• [Exercise task]:
Return all of the entries exactly, with nothing added or left out.

• [Stored entries]:

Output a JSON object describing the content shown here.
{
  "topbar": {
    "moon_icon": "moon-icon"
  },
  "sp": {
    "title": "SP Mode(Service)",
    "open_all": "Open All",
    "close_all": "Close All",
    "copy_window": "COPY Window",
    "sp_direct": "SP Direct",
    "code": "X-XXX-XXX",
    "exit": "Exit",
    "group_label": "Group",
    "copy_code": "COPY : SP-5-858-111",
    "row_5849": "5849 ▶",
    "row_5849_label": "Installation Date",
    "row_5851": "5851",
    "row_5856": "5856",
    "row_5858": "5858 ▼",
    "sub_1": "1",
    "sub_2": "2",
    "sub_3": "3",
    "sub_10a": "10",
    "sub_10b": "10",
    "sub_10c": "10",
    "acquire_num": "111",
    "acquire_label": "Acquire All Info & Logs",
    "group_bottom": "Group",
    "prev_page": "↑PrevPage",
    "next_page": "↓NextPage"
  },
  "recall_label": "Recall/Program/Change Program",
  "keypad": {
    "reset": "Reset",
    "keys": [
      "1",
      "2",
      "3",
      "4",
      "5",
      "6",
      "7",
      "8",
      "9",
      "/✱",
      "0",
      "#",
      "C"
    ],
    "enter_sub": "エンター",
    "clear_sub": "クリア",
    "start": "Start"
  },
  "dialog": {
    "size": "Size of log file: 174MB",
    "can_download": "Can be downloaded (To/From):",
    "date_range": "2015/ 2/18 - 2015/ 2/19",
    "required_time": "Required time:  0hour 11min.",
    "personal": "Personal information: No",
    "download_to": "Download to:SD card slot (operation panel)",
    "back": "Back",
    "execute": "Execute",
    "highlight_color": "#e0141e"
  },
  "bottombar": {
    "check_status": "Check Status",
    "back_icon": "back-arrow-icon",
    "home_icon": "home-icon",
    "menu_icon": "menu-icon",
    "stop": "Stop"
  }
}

• [Answer below]:
Output a JSON object describing the content shown here.
{
  "topbar": {
    "moon_icon": "moon-icon"
  },
  "sp": {
    "title": "SP Mode(Service)",
    "open_all": "Open All",
    "close_all": "Close All",
    "copy_window": "COPY Window",
    "sp_direct": "SP Direct",
    "code": "X-XXX-XXX",
    "exit": "Exit",
    "group_label": "Group",
    "copy_code": "COPY : SP-5-858-111",
    "row_5849": "5849 ▶",
    "row_5849_label": "Installation Date",
    "row_5851": "5851",
    "row_5856": "5856",
    "row_5858": "5858 ▼",
    "sub_1": "1",
    "sub_2": "2",
    "sub_3": "3",
    "sub_10a": "10",
    "sub_10b": "10",
    "sub_10c": "10",
    "acquire_num": "111",
    "acquire_label": "Acquire All Info & Logs",
    "group_bottom": "Group",
    "prev_page": "↑PrevPage",
    "next_page": "↓NextPage"
  },
  "recall_label": "Recall/Program/Change Program",
  "keypad": {
    "reset": "Reset",
    "keys": [
      "1",
      "2",
      "3",
      "4",
      "5",
      "6",
      "7",
      "8",
      "9",
      "/✱",
      "0",
      "#",
      "C"
    ],
    "enter_sub": "エンター",
    "clear_sub": "クリア",
    "start": "Start"
  },
  "dialog": {
    "size": "Size of log file: 174MB",
    "can_download": "Can be downloaded (To/From):",
    "date_range": "2015/ 2/18 - 2015/ 2/19",
    "required_time": "Required time:  0hour 11min.",
    "personal": "Personal information: No",
    "download_to": "Download to:SD card slot (operation panel)",
    "back": "Back",
    "execute": "Execute",
    "highlight_color": "#e0141e"
  },
  "bottombar": {
    "check_status": "Check Status",
    "back_icon": "back-arrow-icon",
    "home_icon": "home-icon",
    "menu_icon": "menu-icon",
    "stop": "Stop"
  }
}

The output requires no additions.